ФРАГМЕНТ ДОКУМЕНТА ::

Профессор переливался всеми цветами радуги: розовая рубашка, голубой свитер, желтый галстук. Брезгливо объявил тему лекции: «Достоевский!» -- и разорвал книгу классика в клочья. Аудитория пожирала его глазами. «Читать надо Сирина». «А кто это?» – поинтересовалась одна из студенток. «Это я – Владимир Набоков», – 50-летний преподаватель поправил нимб.
Вокруг его головы кружились легкокрылые бабочки с головами волчиц. Одну из них звали Лолита. Или не Лолита. Или не одну. В воздухе повис вопрос, который будут задавать автору романа «Лолита» на протяжении полувека: а была ли девочка?
«До крайности избалованный»
В автобиографическом романе «Другие берега» Набоков рассекретил источник «интеллектуального высокомерия», которое стало определяющей чертой его творчества:
«Был я трудный, своенравный, до прекрасной крайности избалованный ребенок».
Он родился VIP-персоной. Набоковы принадлежали к «старому, сказочно богатому аристократическому роду». Дед писателя служил министром юстиции при Александре II и III, отец был известным юристом, входил в состав первой Думы.

ПИСЬМЕННОЕ ЗАДАНИЕ 1 :: Продублируйте дословно часть фрагмента о Набокове от слов «Профессор переливался всеми» до слов «преподаватель поправил нимб.».
ПИСЬМЕННОЕ ЗАДАНИЕ 2 :: Приведите в виде нумерованного списка строки данных от строки с «- item-card-a4: A4.» до строки с «- item-card-f2: F2.» включительно, опустив пустые строки.
Фрагмент о Набокове и приведенные строки никак не связаны между собой.

ДАННЫЕ ДЛЯ ЗАДАНИЯ ::
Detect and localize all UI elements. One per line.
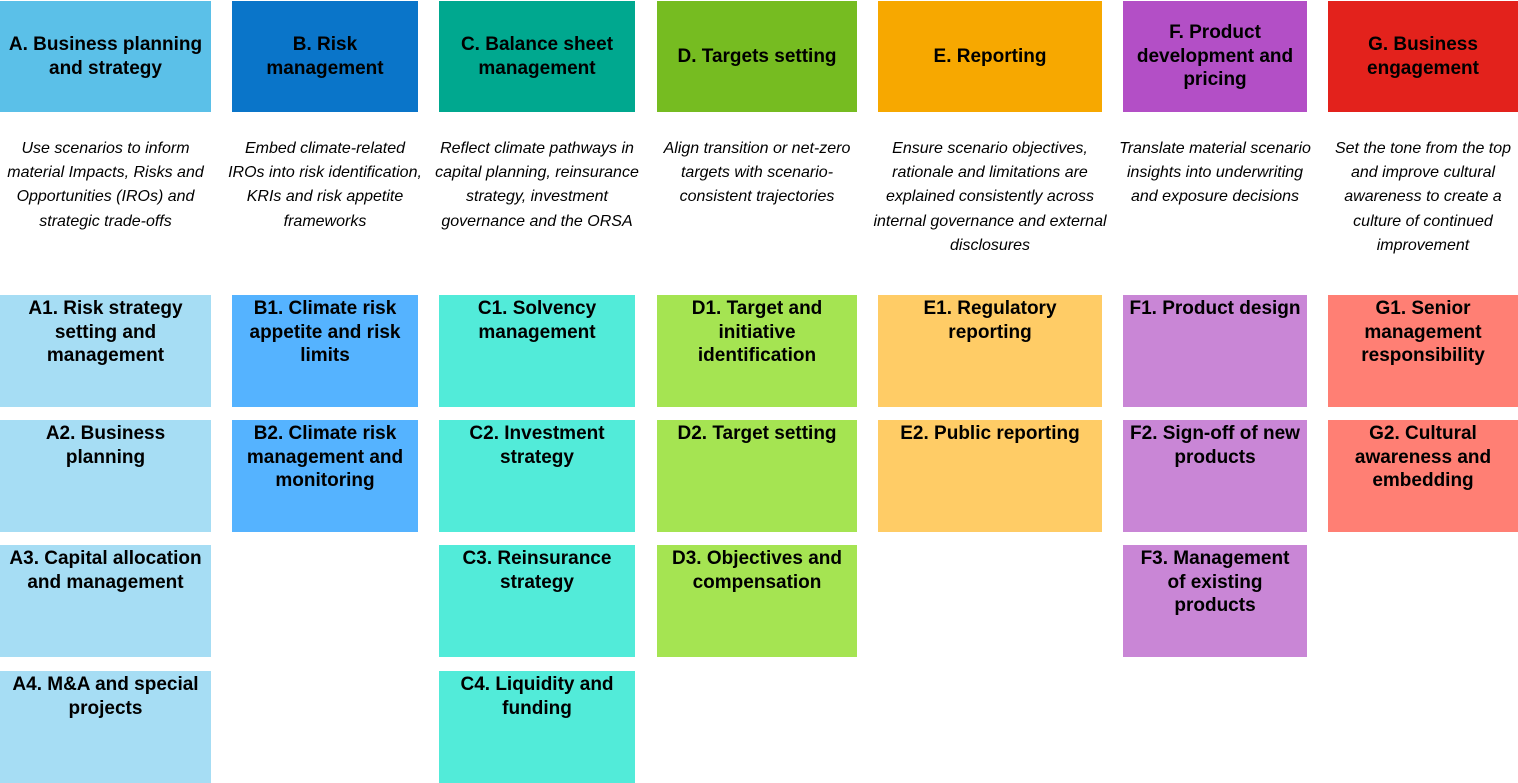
- item-card-a4: A4. M&A and special projects: [0, 671, 211, 783]
- item-card-a3: A3. Capital allocation and management: [0, 545, 211, 657]
- item-label: B2. Climate risk management and monitori…: [246, 423, 404, 491]
- item-card-f3: F3. Management of existing products: [1123, 545, 1307, 657]
- item-label: A3. Capital allocation and management: [9, 548, 202, 593]
- column-d: D. Targets setting Align transition or ne…: [657, 0, 857, 781]
- column-header-f: F. Product development and pricing: [1123, 1, 1307, 112]
- item-card-e1: E1. Regulatory reporting: [878, 295, 1102, 407]
- item-label: C1. Solvency management: [477, 298, 597, 343]
- item-label: G2. Cultural awareness and embedding: [1354, 423, 1492, 491]
- column-description-f: Translate material scenario insights int…: [1119, 140, 1311, 206]
- item-card-f2: F2. Sign-off of new products: [1123, 420, 1307, 532]
- column-header-g: G. Business engagement: [1328, 1, 1518, 112]
- item-card-e2: E2. Public reporting: [878, 420, 1102, 532]
- item-label: D2. Target setting: [677, 423, 837, 444]
- item-card-c1: C1. Solvency management: [439, 295, 635, 407]
- item-card-d3: D3. Objectives and compensation: [657, 545, 857, 657]
- column-description-b: Embed climate-related IROs into risk ide…: [228, 140, 422, 230]
- item-card-c4: C4. Liquidity and funding: [439, 671, 635, 783]
- item-label: E2. Public reporting: [900, 423, 1080, 444]
- item-card-b1: B1. Climate risk appetite and risk limit…: [232, 295, 418, 407]
- item-label: G1. Senior management responsibility: [1361, 298, 1485, 366]
- item-card-a1: A1. Risk strategy setting and management: [0, 295, 211, 407]
- item-label: B1. Climate risk appetite and risk limit…: [249, 298, 401, 366]
- item-card-g1: G1. Senior management responsibility: [1328, 295, 1518, 407]
- column-g: G. Business engagement Set the tone from …: [1328, 0, 1518, 781]
- item-label: E1. Regulatory reporting: [923, 298, 1057, 343]
- item-label: F2. Sign-off of new products: [1130, 423, 1300, 468]
- item-label: A1. Risk strategy setting and management: [28, 298, 183, 366]
- column-description-a: Use scenarios to inform material Impacts…: [7, 140, 204, 230]
- item-label: F1. Product design: [1129, 298, 1301, 319]
- column-a: A. Business planning and strategy Use sce…: [0, 0, 211, 783]
- column-description-c: Reflect climate pathways in capital plan…: [435, 140, 639, 230]
- column-header-c: C. Balance sheet management: [439, 1, 635, 112]
- column-header-b: B. Risk management: [232, 1, 418, 112]
- item-card-c2: C2. Investment strategy: [439, 420, 635, 532]
- column-description-d: Align transition or net-zero targets wit…: [663, 140, 851, 206]
- column-f: F. Product development and pricing Transl…: [1119, 0, 1311, 781]
- item-label: D1. Target and initiative identification: [691, 298, 823, 366]
- item-card-b2: B2. Climate risk management and monitori…: [232, 420, 418, 532]
- item-label: A2. Business planning: [45, 423, 166, 468]
- item-label: C3. Reinsurance strategy: [462, 548, 612, 593]
- item-card-g2: G2. Cultural awareness and embedding: [1328, 420, 1518, 532]
- column-header-d: D. Targets setting: [657, 1, 857, 112]
- column-c: C. Balance sheet management Reflect clima…: [435, 0, 639, 783]
- item-label: A4. M&A and special projects: [12, 674, 199, 719]
- item-card-d1: D1. Target and initiative identification: [657, 295, 857, 407]
- item-label: C4. Liquidity and funding: [460, 674, 614, 719]
- item-label: D3. Objectives and compensation: [671, 548, 842, 593]
- column-header-e: E. Reporting: [878, 1, 1102, 112]
- item-card-a2: A2. Business planning: [0, 420, 211, 532]
- item-card-d2: D2. Target setting: [657, 420, 857, 532]
- column-description-g: Set the tone from the top and improve cu…: [1334, 140, 1512, 254]
- column-e: E. Reporting Ensure scenario objectives, …: [873, 0, 1107, 781]
- item-label: F3. Management of existing products: [1140, 548, 1290, 616]
- column-b: B. Risk management Embed climate-related …: [228, 0, 422, 781]
- item-card-f1: F1. Product design: [1123, 295, 1307, 407]
- column-description-e: Ensure scenario objectives, rationale an…: [873, 140, 1107, 254]
- item-label: C2. Investment strategy: [469, 423, 605, 468]
- item-card-c3: C3. Reinsurance strategy: [439, 545, 635, 657]
- column-header-a: A. Business planning and strategy: [0, 1, 211, 112]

ОТВЕТ НА ЗАДАНИЕ 1 ::
Профессор переливался всеми цветами радуги: розовая рубашка, голубой свитер, желтый галстук. Брезгливо объявил тему лекции: «Достоевский!» -- и разорвал книгу классика в клочья. Аудитория пожирала его глазами. «Читать надо Сирина». «А кто это?» – поинтересовалась одна из студенток. «Это я – Владимир Набоков», – 50-летний преподаватель поправил нимб.

ОТВЕТ НА ЗАДАНИЕ 2 ::
1. - item-card-a4: A4. M&A and special projects: [0, 671, 211, 783]
2. - item-card-a3: A3. Capital allocation and management: [0, 545, 211, 657]
3. - item-label: B2. Climate risk management and monitori…: [246, 423, 404, 491]
4. - item-card-f3: F3. Management of existing products: [1123, 545, 1307, 657]
5. - item-label: A3. Capital allocation and management: [9, 548, 202, 593]
6. - column-d: D. Targets setting Align transition or ne…: [657, 0, 857, 781]
7. - column-header-f: F. Product development and pricing: [1123, 1, 1307, 112]
8. - item-card-e1: E1. Regulatory reporting: [878, 295, 1102, 407]
9. - item-label: C1. Solvency management: [477, 298, 597, 343]
10. - item-label: G2. Cultural awareness and embedding: [1354, 423, 1492, 491]
11. - column-description-f: Translate material scenario insights int…: [1119, 140, 1311, 206]
12. - item-card-f2: F2. Sign-off of new products: [1123, 420, 1307, 532]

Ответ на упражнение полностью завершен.